Saved entries:
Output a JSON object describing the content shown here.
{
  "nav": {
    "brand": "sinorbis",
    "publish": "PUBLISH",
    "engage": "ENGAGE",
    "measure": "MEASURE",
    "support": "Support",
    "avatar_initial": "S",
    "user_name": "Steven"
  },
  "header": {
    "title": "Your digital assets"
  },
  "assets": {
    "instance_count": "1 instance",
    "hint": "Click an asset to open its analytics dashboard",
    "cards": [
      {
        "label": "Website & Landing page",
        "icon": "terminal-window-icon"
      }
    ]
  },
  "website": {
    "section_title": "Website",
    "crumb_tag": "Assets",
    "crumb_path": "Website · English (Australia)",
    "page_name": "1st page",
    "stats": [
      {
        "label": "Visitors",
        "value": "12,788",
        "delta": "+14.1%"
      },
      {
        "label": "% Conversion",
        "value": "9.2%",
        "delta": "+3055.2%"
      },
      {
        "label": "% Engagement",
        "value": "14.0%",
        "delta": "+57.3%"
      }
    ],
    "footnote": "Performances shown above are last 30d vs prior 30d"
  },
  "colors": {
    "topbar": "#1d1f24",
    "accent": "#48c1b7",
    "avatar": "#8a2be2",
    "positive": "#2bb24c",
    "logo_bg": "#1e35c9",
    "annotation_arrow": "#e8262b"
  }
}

→ **WORK TO COMPLETE**:
Every entry above needs to be quoted exactly.

→ **THE RESULT**:
Output a JSON object describing the content shown here.
{
  "nav": {
    "brand": "sinorbis",
    "publish": "PUBLISH",
    "engage": "ENGAGE",
    "measure": "MEASURE",
    "support": "Support",
    "avatar_initial": "S",
    "user_name": "Steven"
  },
  "header": {
    "title": "Your digital assets"
  },
  "assets": {
    "instance_count": "1 instance",
    "hint": "Click an asset to open its analytics dashboard",
    "cards": [
      {
        "label": "Website & Landing page",
        "icon": "terminal-window-icon"
      }
    ]
  },
  "website": {
    "section_title": "Website",
    "crumb_tag": "Assets",
    "crumb_path": "Website · English (Australia)",
    "page_name": "1st page",
    "stats": [
      {
        "label": "Visitors",
        "value": "12,788",
        "delta": "+14.1%"
      },
      {
        "label": "% Conversion",
        "value": "9.2%",
        "delta": "+3055.2%"
      },
      {
        "label": "% Engagement",
        "value": "14.0%",
        "delta": "+57.3%"
      }
    ],
    "footnote": "Performances shown above are last 30d vs prior 30d"
  },
  "colors": {
    "topbar": "#1d1f24",
    "accent": "#48c1b7",
    "avatar": "#8a2be2",
    "positive": "#2bb24c",
    "logo_bg": "#1e35c9",
    "annotation_arrow": "#e8262b"
  }
}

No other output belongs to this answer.